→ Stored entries
☆ ☆ ☆ ☆ ☆ ☆ ☆

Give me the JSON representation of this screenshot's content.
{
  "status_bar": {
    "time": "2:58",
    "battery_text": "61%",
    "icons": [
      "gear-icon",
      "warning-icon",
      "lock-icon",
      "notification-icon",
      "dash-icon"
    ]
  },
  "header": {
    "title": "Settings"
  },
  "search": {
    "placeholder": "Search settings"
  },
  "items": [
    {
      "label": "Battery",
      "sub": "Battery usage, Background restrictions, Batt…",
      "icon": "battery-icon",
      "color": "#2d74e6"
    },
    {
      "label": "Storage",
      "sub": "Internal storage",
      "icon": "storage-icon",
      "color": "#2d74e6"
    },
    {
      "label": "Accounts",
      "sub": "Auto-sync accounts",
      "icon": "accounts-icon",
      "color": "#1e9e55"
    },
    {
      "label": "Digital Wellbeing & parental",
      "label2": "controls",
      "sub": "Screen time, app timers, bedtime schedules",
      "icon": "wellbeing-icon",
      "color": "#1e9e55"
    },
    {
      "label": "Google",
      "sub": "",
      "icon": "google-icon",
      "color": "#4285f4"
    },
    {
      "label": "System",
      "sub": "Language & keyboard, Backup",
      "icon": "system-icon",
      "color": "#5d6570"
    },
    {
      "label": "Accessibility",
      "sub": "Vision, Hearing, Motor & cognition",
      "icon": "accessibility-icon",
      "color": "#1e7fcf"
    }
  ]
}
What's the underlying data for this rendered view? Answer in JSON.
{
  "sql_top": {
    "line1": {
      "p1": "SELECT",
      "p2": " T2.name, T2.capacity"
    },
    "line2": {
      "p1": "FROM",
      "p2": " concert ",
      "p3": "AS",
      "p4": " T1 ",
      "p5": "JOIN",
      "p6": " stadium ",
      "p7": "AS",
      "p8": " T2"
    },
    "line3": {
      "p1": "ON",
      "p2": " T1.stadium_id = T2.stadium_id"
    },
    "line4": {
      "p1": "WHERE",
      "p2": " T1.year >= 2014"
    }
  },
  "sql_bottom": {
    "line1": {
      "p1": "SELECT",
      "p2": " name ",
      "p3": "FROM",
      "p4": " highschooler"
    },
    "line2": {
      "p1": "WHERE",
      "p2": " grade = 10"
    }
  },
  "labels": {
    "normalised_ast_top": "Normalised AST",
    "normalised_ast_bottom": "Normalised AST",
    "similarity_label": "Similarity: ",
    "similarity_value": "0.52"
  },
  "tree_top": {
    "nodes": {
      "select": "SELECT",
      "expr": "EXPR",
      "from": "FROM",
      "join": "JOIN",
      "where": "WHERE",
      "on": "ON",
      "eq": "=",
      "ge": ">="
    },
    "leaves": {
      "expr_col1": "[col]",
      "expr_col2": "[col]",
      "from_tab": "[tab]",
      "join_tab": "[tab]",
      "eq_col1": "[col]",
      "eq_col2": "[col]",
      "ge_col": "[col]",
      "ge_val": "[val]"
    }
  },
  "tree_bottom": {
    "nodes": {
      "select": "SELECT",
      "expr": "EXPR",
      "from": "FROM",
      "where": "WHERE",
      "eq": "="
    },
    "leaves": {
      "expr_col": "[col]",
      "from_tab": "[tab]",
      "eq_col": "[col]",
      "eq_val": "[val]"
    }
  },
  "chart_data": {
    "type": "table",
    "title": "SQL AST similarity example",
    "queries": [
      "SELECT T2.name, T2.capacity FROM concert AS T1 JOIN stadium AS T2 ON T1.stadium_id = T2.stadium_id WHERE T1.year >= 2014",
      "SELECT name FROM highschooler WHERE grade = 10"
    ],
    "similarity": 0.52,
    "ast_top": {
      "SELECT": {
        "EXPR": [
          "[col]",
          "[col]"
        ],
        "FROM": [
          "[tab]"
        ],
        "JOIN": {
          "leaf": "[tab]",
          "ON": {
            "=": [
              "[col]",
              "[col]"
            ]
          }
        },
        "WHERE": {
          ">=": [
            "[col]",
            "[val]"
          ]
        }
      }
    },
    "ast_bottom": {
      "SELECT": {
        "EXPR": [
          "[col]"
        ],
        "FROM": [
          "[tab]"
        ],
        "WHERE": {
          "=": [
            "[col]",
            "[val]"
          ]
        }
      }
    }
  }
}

☆ ☆ ☆ ☆ ☆ ☆ ☆

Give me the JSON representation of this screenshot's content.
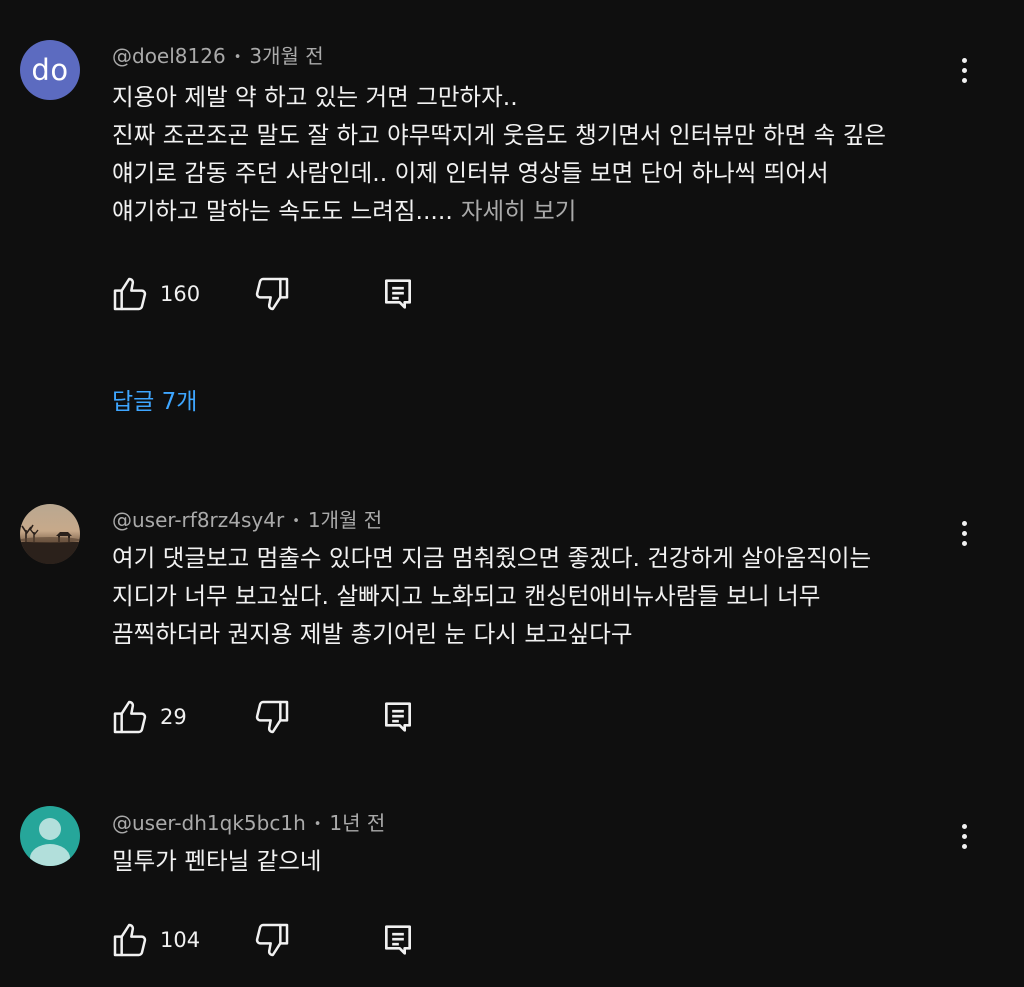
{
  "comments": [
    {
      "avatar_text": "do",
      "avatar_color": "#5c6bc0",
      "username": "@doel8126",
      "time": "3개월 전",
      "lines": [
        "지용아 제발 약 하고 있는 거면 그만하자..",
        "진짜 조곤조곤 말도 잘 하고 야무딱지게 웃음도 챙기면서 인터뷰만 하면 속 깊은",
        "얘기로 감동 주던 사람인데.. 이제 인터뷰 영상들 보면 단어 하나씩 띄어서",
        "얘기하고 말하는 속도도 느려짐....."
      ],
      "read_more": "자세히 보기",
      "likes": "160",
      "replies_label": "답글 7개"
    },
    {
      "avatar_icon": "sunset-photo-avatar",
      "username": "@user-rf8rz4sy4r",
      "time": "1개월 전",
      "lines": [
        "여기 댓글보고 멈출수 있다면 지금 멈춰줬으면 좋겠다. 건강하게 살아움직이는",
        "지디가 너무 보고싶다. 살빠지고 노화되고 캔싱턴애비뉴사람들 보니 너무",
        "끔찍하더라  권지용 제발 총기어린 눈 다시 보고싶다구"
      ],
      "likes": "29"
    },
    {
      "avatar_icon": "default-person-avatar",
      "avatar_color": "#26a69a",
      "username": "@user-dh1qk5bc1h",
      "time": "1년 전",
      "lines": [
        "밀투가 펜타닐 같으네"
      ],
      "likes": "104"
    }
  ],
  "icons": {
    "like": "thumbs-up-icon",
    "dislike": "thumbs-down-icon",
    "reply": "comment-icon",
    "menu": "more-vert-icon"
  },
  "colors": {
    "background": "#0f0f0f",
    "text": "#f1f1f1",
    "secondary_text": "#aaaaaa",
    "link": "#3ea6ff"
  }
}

☆ ☆ ☆ ☆ ☆ ☆ ☆

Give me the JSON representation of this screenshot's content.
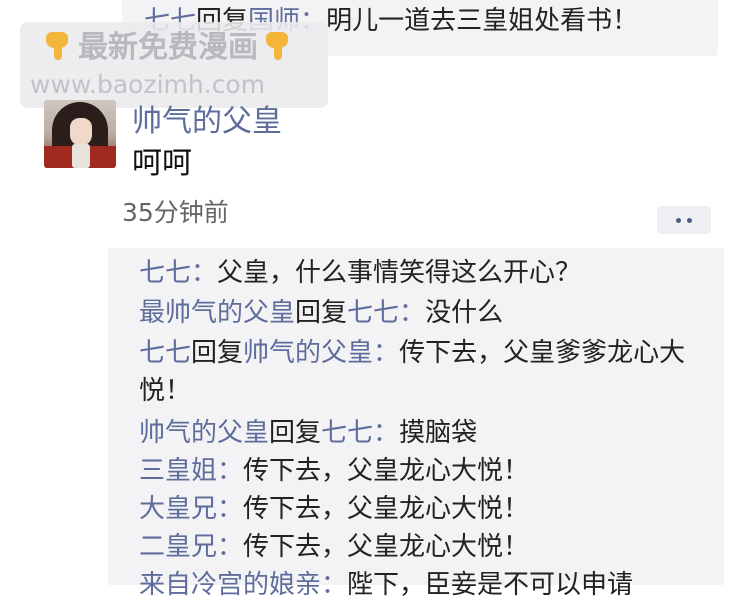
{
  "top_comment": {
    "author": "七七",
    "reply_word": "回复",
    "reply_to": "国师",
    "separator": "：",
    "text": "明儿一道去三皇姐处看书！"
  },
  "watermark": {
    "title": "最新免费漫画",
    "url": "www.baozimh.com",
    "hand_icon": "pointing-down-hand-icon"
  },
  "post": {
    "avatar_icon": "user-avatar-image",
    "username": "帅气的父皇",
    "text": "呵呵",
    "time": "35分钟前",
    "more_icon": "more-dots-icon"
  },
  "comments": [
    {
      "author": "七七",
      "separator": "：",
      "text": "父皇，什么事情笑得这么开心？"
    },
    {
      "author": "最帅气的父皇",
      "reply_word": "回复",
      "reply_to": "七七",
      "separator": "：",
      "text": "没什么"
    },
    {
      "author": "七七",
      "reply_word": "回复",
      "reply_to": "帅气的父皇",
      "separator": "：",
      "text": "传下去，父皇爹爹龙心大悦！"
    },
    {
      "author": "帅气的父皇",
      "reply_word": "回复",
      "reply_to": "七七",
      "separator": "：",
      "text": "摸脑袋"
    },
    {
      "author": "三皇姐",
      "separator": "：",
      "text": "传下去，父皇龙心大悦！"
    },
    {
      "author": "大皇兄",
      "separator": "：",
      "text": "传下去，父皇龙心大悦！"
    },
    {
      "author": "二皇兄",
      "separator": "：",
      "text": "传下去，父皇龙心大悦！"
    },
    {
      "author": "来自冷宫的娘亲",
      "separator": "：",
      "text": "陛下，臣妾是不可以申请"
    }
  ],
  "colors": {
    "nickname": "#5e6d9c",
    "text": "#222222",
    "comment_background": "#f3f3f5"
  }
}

☆ ☆ ☆ ☆ ☆ ☆ ☆

→ The problem
Say how many lines contain the string "username", giving nothing but the count.

→ Answer to the exercise
4